WHAT IS BEING ASKED :: Print the records below word for word, but leave out the pictures.

# START OF DATA TO USE

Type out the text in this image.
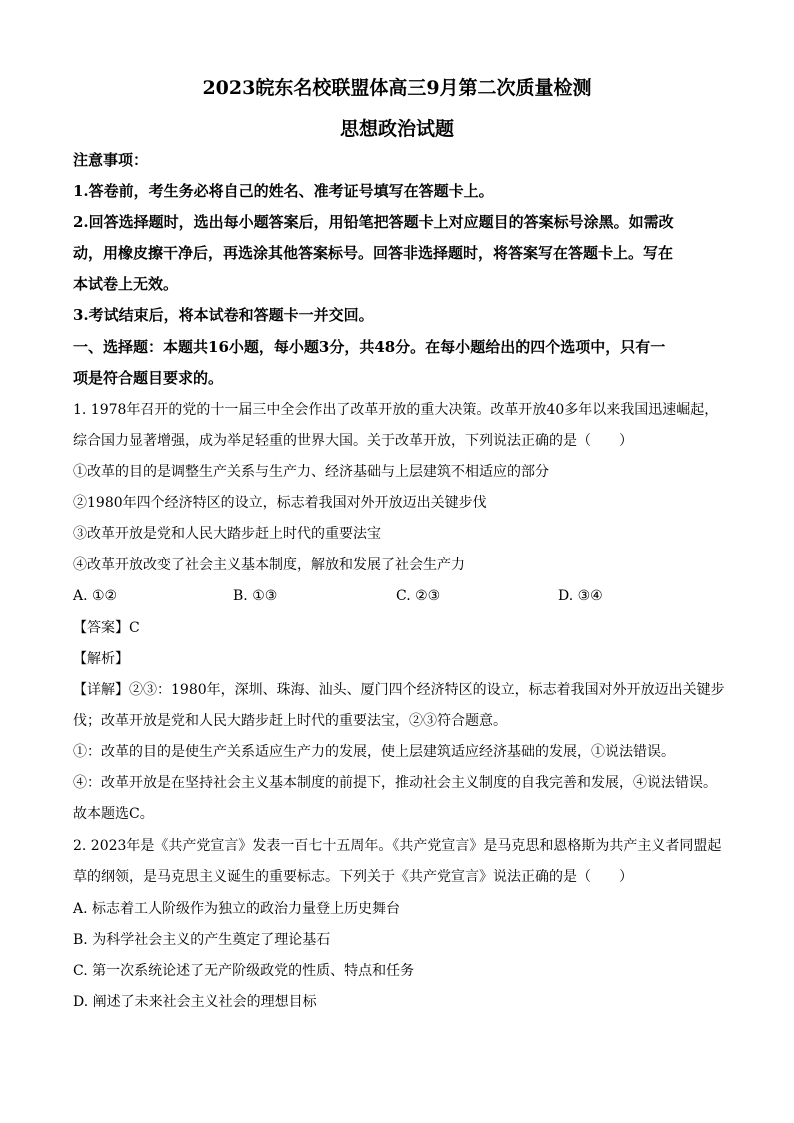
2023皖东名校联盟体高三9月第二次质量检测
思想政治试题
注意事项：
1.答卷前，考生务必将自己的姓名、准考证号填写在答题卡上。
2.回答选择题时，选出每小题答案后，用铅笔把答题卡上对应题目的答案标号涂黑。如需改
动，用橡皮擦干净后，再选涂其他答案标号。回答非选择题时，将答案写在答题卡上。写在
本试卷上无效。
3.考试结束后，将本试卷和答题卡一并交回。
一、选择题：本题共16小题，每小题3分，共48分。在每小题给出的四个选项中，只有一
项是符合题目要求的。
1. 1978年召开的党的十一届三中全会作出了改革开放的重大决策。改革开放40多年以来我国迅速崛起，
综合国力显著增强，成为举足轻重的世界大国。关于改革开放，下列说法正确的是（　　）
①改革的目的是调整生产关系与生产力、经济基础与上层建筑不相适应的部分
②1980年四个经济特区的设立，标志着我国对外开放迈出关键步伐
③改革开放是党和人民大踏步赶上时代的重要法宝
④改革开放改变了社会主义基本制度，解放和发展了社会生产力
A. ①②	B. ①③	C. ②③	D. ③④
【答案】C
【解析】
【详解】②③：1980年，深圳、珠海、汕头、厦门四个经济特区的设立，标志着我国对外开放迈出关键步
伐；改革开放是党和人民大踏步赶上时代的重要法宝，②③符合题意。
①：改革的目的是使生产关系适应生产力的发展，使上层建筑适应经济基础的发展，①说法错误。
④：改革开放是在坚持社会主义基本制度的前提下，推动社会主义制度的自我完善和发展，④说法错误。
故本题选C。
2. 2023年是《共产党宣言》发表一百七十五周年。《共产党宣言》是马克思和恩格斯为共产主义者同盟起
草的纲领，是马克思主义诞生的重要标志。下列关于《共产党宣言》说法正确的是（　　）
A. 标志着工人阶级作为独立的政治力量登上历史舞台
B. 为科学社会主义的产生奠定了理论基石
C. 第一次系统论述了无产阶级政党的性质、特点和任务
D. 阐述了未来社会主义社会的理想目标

# END OF DATA TO USE

FINAL ANSWER ::
Type out the text in this image.
2023皖东名校联盟体高三9月第二次质量检测
思想政治试题
注意事项：
1.答卷前，考生务必将自己的姓名、准考证号填写在答题卡上。
2.回答选择题时，选出每小题答案后，用铅笔把答题卡上对应题目的答案标号涂黑。如需改
动，用橡皮擦干净后，再选涂其他答案标号。回答非选择题时，将答案写在答题卡上。写在
本试卷上无效。
3.考试结束后，将本试卷和答题卡一并交回。
一、选择题：本题共16小题，每小题3分，共48分。在每小题给出的四个选项中，只有一
项是符合题目要求的。
1. 1978年召开的党的十一届三中全会作出了改革开放的重大决策。改革开放40多年以来我国迅速崛起，
综合国力显著增强，成为举足轻重的世界大国。关于改革开放，下列说法正确的是（　　）
①改革的目的是调整生产关系与生产力、经济基础与上层建筑不相适应的部分
②1980年四个经济特区的设立，标志着我国对外开放迈出关键步伐
③改革开放是党和人民大踏步赶上时代的重要法宝
④改革开放改变了社会主义基本制度，解放和发展了社会生产力
A. ①②	B. ①③	C. ②③	D. ③④
【答案】C
【解析】
【详解】②③：1980年，深圳、珠海、汕头、厦门四个经济特区的设立，标志着我国对外开放迈出关键步
伐；改革开放是党和人民大踏步赶上时代的重要法宝，②③符合题意。
①：改革的目的是使生产关系适应生产力的发展，使上层建筑适应经济基础的发展，①说法错误。
④：改革开放是在坚持社会主义基本制度的前提下，推动社会主义制度的自我完善和发展，④说法错误。
故本题选C。
2. 2023年是《共产党宣言》发表一百七十五周年。《共产党宣言》是马克思和恩格斯为共产主义者同盟起
草的纲领，是马克思主义诞生的重要标志。下列关于《共产党宣言》说法正确的是（　　）
A. 标志着工人阶级作为独立的政治力量登上历史舞台
B. 为科学社会主义的产生奠定了理论基石
C. 第一次系统论述了无产阶级政党的性质、特点和任务
D. 阐述了未来社会主义社会的理想目标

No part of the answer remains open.